**Reading text:**
-- Opening Marker --

Therapy, Trauma, and Taboo (26:08)
- Audience member Anaise points out the absence of therapy in the book; Cosby confirms it was intentional to reflect real taboos about mental health, especially in the Black community.
- Quote: “If they would just talk to each other and go to therapy, this book’d be 30 pages… there is a taboo about admitting you have a psychological component that you need to deal with.” (S.A. Cosby, 26:28)
Jealousy’s Future (27:56)
- Cosby hints at possible sequels and further exploration of Jay "Jealousy"’s journey, but stresses her role as someone who accepts Roman as he is.
Sympathy for Dante (29:37)
- Dante’s flaws are not ingratitude but the result of trauma and self-loathing; audience pushback reflects the difficulty of loving messy, honest characters.
Room for Roman’s Growth? (31:31)
- Roman’s arrogance is a shield—acknowledging it would mean losing his edge, something he’s not prepared to risk.

-- Closing Marker --

**Activities:**
**A)** Copy the section of the book discussion notes between "Therapy, Trauma, and" and "for Dante (29:37)", inclusive.
**B)** In the book discussion notes, rewrite the paragraph beginning "Dante’s flaws are not ingratitude" as a short bulleted list that keeps its main facts.

**Records:**
-- Opening Marker --

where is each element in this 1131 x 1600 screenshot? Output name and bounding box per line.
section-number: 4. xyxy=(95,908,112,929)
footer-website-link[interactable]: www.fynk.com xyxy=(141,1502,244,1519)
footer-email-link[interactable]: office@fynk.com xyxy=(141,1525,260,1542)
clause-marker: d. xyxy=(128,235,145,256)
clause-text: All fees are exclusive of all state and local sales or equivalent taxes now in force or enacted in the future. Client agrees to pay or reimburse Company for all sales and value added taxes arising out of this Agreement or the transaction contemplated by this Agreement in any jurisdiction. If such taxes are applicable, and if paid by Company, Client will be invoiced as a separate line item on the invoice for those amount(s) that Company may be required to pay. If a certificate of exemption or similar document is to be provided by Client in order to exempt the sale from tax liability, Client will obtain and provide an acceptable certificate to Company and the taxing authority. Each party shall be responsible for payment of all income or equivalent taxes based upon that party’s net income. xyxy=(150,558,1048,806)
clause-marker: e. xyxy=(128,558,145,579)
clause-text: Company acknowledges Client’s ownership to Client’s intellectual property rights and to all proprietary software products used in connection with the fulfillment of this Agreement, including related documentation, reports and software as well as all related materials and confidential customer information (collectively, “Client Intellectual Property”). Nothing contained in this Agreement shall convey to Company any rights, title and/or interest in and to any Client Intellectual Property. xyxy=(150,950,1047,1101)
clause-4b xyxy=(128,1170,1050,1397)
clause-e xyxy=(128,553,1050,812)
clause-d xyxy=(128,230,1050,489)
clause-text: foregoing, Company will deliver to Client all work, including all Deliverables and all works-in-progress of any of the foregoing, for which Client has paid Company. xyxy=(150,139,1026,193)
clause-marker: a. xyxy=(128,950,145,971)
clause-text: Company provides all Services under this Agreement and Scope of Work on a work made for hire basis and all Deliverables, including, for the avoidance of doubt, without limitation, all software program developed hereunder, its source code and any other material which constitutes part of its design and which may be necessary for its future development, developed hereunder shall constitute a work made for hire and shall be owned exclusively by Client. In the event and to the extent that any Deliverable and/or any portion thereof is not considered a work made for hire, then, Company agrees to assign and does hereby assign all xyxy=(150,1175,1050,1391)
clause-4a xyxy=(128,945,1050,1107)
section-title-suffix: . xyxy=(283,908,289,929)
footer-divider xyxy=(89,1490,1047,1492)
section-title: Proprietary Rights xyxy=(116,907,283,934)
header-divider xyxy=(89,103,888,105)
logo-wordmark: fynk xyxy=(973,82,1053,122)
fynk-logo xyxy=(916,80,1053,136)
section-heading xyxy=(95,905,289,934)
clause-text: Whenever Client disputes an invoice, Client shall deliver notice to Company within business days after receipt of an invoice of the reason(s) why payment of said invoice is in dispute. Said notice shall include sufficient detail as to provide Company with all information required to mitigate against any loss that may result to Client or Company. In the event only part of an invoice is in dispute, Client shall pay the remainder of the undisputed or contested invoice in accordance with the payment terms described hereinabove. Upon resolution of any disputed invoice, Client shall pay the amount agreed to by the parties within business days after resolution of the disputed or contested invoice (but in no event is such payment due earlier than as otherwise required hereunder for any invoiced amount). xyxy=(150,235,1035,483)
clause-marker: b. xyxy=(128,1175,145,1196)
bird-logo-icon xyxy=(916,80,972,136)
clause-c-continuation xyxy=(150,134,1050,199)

-- Closing Marker --

**Solved problems:**
**A)**
Therapy, Trauma, and Taboo (26:08)
- Audience member Anaise points out the absence of therapy in the book; Cosby confirms it was intentional to reflect real taboos about mental health, especially in the Black community.
- Quote: “If they would just talk to each other and go to therapy, this book’d be 30 pages… there is a taboo about admitting you have a psychological component that you need to deal with.” (S.A. Cosby, 26:28)
Jealousy’s Future (27:56)
- Cosby hints at possible sequels and further exploration of Jay "Jealousy"’s journey, but stresses her role as someone who accepts Roman as he is.
Sympathy for Dante (29:37)

**B)**
- Dante’s flaws come from trauma and self-loathing, not ingratitude.
- Audience pushback shows how hard it is to love messy, honest characters.